Data entries for graphics
###
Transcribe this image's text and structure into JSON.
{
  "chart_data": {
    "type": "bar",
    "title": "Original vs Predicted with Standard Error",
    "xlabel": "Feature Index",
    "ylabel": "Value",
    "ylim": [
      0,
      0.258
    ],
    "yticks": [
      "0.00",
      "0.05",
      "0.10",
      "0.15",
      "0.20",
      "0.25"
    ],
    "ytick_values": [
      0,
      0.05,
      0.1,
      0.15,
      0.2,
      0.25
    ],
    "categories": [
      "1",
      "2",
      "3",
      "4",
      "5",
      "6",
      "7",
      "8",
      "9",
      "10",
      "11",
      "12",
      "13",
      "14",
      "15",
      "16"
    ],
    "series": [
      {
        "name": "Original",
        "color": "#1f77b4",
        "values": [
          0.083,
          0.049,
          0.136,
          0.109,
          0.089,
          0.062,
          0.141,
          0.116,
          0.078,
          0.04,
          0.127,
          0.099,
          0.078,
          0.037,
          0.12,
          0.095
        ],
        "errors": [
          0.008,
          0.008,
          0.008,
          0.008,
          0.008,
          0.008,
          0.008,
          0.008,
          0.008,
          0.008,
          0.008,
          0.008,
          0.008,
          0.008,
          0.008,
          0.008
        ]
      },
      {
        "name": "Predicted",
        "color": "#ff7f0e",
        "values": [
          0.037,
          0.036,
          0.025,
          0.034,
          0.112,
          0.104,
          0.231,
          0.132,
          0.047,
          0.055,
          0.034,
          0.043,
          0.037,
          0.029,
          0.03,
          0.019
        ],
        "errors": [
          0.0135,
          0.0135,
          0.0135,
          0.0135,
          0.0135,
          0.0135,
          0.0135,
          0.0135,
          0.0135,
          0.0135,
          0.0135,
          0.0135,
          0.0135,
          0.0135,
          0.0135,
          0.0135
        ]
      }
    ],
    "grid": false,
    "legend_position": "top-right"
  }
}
###
Locate the word "Original" in the records above, and return each line that has it.

    "title": "Original vs Predicted with Standard Error",
        "name": "Original",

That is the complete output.